## Stated task:
Repeat each record below exactly, dropping the pictures.

Stored records
* Start *

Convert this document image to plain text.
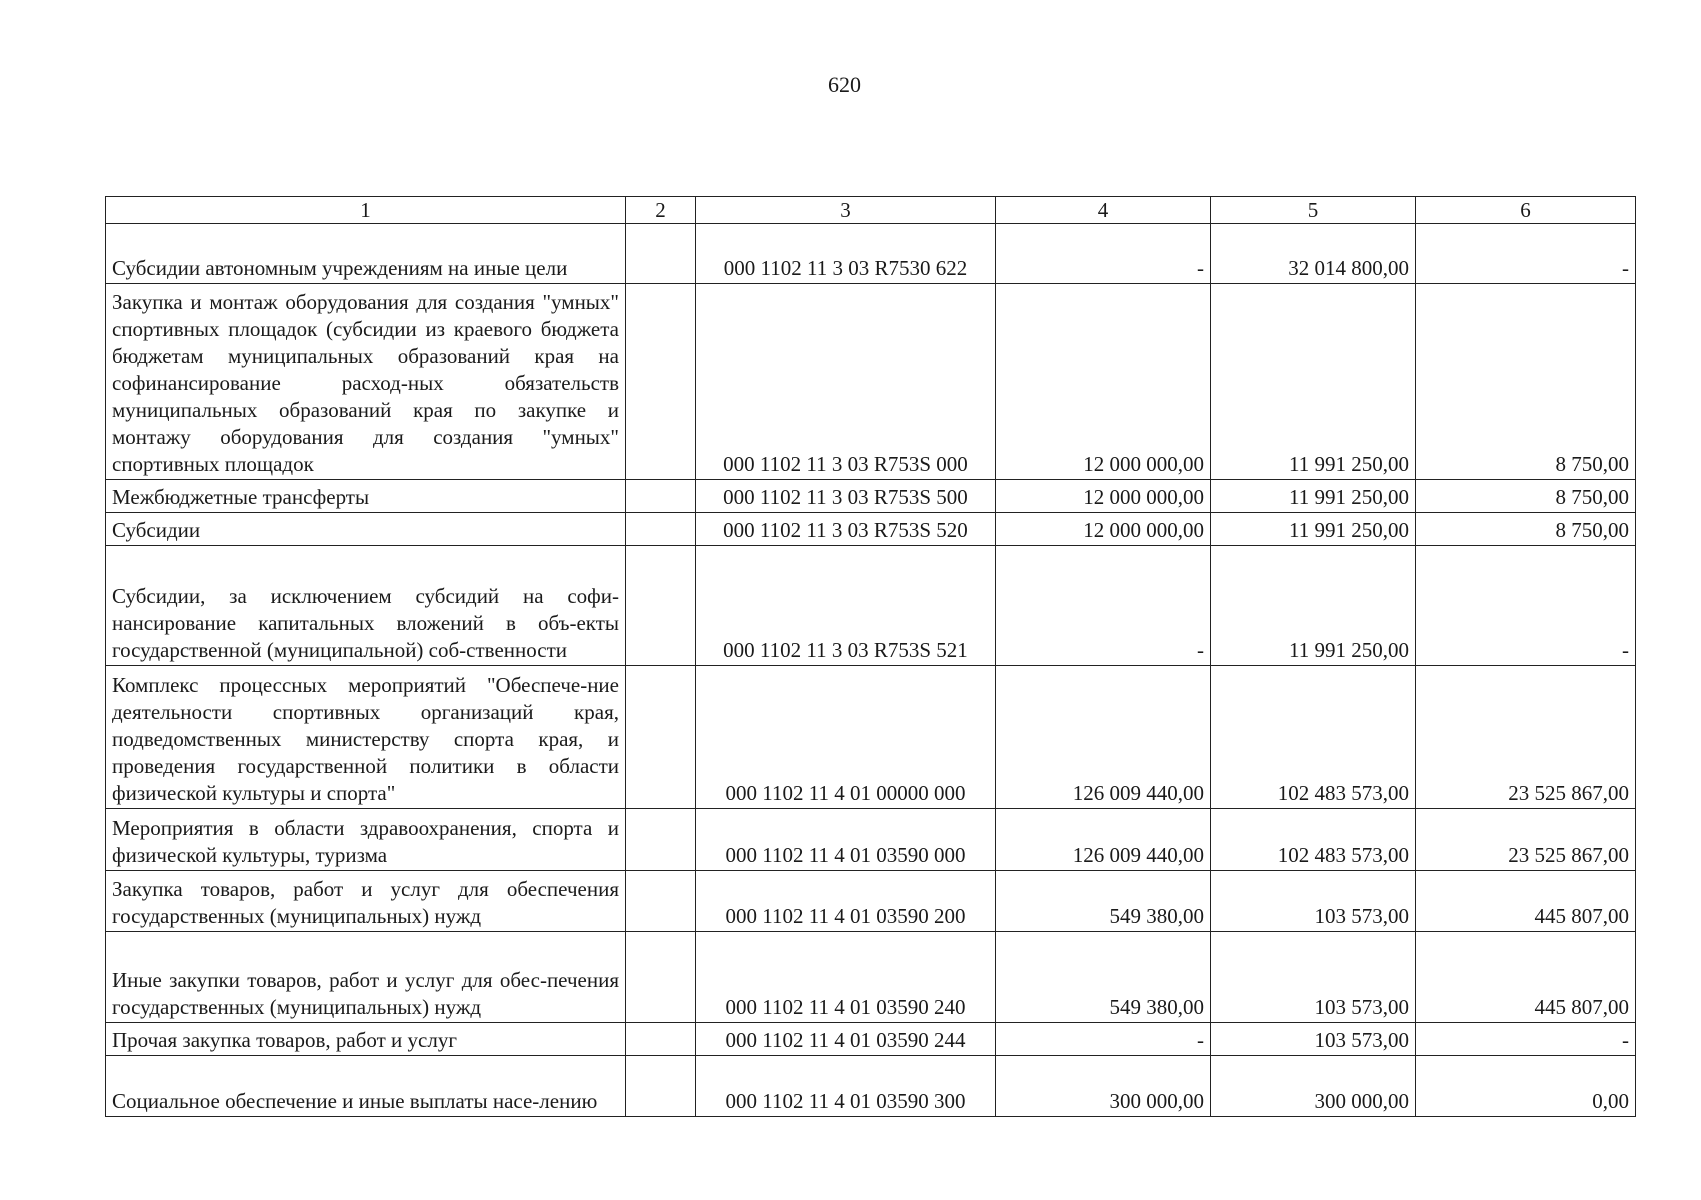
620
1	2	3	4	5	6
Субсидии автономным учреждениям на иные цели		000 1102 11 3 03 R7530 622	-	32 014 800,00	-
Закупка и монтаж оборудования для создания "умных" спортивных площадок (субсидии из краевого бюджета бюджетам муниципальных образований края на софинансирование расход-ных обязательств муниципальных образований края по закупке и монтажу оборудования для создания "умных" спортивных площадок		000 1102 11 3 03 R753S 000	12 000 000,00	11 991 250,00	8 750,00
Межбюджетные трансферты		000 1102 11 3 03 R753S 500	12 000 000,00	11 991 250,00	8 750,00
Субсидии		000 1102 11 3 03 R753S 520	12 000 000,00	11 991 250,00	8 750,00
Субсидии, за исключением субсидий на софи-нансирование капитальных вложений в объ-екты государственной (муниципальной) соб-ственности		000 1102 11 3 03 R753S 521	-	11 991 250,00	-
Комплекс процессных мероприятий "Обеспече-ние деятельности спортивных организаций края, подведомственных министерству спорта края, и проведения государственной политики в области физической культуры и спорта"		000 1102 11 4 01 00000 000	126 009 440,00	102 483 573,00	23 525 867,00
Мероприятия в области здравоохранения, спорта и физической культуры, туризма		000 1102 11 4 01 03590 000	126 009 440,00	102 483 573,00	23 525 867,00
Закупка товаров, работ и услуг для обеспечения государственных (муниципальных) нужд		000 1102 11 4 01 03590 200	549 380,00	103 573,00	445 807,00
Иные закупки товаров, работ и услуг для обес-печения государственных (муниципальных) нужд		000 1102 11 4 01 03590 240	549 380,00	103 573,00	445 807,00
Прочая закупка товаров, работ и услуг		000 1102 11 4 01 03590 244	-	103 573,00	-
Социальное обеспечение и иные выплаты насе-лению		000 1102 11 4 01 03590 300	300 000,00	300 000,00	0,00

* End *

## Reply to the task:
Convert this document image to plain text.
620
1	2	3	4	5	6
Субсидии автономным учреждениям на иные цели		000 1102 11 3 03 R7530 622	-	32 014 800,00	-
Закупка и монтаж оборудования для создания "умных" спортивных площадок (субсидии из краевого бюджета бюджетам муниципальных образований края на софинансирование расход-ных обязательств муниципальных образований края по закупке и монтажу оборудования для создания "умных" спортивных площадок		000 1102 11 3 03 R753S 000	12 000 000,00	11 991 250,00	8 750,00
Межбюджетные трансферты		000 1102 11 3 03 R753S 500	12 000 000,00	11 991 250,00	8 750,00
Субсидии		000 1102 11 3 03 R753S 520	12 000 000,00	11 991 250,00	8 750,00
Субсидии, за исключением субсидий на софи-нансирование капитальных вложений в объ-екты государственной (муниципальной) соб-ственности		000 1102 11 3 03 R753S 521	-	11 991 250,00	-
Комплекс процессных мероприятий "Обеспече-ние деятельности спортивных организаций края, подведомственных министерству спорта края, и проведения государственной политики в области физической культуры и спорта"		000 1102 11 4 01 00000 000	126 009 440,00	102 483 573,00	23 525 867,00
Мероприятия в области здравоохранения, спорта и физической культуры, туризма		000 1102 11 4 01 03590 000	126 009 440,00	102 483 573,00	23 525 867,00
Закупка товаров, работ и услуг для обеспечения государственных (муниципальных) нужд		000 1102 11 4 01 03590 200	549 380,00	103 573,00	445 807,00
Иные закупки товаров, работ и услуг для обес-печения государственных (муниципальных) нужд		000 1102 11 4 01 03590 240	549 380,00	103 573,00	445 807,00
Прочая закупка товаров, работ и услуг		000 1102 11 4 01 03590 244	-	103 573,00	-
Социальное обеспечение и иные выплаты насе-лению		000 1102 11 4 01 03590 300	300 000,00	300 000,00	0,00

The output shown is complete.